#### Given request
Among the lines below, count those containing the word "this". Give the number only.

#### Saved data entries
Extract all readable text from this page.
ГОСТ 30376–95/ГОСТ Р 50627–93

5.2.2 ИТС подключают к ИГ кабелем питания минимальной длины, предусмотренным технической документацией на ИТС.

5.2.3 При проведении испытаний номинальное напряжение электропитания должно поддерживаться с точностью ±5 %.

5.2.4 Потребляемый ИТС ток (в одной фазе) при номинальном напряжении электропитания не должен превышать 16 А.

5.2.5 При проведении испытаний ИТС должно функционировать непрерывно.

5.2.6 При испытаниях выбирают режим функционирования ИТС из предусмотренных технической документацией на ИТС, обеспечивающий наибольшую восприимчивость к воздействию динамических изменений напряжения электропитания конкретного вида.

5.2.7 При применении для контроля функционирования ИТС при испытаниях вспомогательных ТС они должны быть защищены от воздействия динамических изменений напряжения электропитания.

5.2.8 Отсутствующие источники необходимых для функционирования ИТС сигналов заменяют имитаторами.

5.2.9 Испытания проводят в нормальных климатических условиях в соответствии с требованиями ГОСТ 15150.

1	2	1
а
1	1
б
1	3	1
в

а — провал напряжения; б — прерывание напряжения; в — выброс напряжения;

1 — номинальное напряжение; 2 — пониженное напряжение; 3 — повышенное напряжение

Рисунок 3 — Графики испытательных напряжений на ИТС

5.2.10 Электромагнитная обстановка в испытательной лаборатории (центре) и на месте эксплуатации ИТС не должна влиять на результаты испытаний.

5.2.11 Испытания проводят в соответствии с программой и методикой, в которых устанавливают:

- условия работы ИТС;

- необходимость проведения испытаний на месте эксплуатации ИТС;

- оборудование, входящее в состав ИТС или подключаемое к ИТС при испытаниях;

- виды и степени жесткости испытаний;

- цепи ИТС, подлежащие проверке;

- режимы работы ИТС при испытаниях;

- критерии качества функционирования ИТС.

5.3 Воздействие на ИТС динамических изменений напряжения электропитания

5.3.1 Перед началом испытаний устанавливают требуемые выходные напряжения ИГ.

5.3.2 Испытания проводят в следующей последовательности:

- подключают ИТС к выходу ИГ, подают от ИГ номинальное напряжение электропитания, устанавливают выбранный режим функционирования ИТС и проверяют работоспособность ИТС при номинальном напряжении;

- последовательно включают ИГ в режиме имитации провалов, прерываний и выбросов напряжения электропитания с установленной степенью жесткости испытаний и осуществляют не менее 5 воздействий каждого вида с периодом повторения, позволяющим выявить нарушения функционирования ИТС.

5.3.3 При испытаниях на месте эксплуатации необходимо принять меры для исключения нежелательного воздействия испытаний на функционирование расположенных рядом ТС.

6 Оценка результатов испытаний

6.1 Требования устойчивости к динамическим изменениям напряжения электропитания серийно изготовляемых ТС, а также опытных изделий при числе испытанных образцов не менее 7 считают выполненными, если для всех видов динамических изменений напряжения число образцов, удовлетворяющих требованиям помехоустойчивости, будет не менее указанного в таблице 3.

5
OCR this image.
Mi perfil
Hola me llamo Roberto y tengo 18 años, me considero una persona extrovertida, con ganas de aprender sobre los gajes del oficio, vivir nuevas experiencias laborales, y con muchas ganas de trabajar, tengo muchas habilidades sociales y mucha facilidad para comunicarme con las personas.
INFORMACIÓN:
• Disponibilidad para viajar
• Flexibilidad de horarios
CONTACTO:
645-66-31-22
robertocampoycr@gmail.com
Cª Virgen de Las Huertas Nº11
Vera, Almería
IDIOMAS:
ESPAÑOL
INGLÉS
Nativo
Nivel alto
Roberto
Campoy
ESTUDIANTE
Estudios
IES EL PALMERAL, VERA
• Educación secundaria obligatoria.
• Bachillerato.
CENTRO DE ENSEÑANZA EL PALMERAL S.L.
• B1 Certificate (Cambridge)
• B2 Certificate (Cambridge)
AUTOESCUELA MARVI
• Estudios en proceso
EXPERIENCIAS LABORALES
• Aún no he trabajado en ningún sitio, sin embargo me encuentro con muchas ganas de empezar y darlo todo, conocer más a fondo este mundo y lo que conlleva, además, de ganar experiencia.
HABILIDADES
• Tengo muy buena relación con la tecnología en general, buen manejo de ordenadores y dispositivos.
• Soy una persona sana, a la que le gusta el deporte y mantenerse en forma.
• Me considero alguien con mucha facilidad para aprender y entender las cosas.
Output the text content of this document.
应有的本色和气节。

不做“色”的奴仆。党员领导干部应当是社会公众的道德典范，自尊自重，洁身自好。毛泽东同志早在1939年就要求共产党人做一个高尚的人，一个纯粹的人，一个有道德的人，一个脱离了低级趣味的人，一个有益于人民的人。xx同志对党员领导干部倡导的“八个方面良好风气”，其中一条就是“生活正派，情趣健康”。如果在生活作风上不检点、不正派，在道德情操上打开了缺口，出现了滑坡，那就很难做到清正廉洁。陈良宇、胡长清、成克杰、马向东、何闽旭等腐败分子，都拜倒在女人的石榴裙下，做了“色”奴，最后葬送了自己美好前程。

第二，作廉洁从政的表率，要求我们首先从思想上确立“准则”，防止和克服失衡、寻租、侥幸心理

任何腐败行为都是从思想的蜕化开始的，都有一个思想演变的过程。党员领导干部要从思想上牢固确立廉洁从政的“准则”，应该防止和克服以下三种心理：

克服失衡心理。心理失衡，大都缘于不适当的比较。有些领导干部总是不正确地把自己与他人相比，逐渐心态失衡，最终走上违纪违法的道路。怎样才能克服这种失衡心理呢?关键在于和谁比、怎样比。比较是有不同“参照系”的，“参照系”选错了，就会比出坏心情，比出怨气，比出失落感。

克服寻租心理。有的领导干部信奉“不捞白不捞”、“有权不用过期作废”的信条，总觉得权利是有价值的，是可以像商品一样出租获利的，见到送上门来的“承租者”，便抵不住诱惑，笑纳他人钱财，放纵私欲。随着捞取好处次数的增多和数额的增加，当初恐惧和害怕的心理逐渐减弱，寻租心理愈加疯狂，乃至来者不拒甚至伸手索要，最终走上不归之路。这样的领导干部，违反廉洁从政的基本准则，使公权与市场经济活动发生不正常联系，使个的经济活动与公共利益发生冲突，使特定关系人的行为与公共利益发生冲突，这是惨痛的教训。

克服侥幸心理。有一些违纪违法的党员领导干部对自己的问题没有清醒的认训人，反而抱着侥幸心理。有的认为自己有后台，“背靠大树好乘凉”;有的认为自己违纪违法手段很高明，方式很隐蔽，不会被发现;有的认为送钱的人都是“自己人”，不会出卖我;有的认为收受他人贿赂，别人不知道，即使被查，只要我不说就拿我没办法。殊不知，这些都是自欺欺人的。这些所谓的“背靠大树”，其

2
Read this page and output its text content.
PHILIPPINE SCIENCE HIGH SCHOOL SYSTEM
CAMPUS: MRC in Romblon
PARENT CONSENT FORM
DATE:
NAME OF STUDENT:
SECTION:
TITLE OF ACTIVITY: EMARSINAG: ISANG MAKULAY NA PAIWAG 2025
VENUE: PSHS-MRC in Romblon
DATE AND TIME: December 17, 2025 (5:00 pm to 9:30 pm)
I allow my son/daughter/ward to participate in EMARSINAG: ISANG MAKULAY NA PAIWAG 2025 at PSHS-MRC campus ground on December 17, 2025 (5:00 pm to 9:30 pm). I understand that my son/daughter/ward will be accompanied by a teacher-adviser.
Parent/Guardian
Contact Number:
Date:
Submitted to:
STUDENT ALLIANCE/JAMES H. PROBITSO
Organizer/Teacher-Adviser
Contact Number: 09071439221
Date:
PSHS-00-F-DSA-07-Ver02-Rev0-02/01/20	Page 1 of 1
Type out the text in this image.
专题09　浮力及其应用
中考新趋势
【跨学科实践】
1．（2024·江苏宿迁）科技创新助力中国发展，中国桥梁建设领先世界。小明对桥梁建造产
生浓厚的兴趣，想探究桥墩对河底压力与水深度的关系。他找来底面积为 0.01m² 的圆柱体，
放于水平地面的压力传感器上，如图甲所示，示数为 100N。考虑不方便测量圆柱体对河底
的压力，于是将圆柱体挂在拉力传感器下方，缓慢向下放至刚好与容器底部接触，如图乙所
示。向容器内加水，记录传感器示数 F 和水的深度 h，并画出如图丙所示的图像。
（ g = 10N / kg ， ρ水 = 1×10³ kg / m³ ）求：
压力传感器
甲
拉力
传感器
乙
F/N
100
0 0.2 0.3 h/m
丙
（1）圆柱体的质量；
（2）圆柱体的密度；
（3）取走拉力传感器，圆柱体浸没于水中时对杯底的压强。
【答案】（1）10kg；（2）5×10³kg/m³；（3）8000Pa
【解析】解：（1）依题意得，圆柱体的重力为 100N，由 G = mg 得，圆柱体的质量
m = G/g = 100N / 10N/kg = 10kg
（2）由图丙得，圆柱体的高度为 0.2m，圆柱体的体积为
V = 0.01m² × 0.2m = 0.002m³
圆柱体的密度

#### Response
5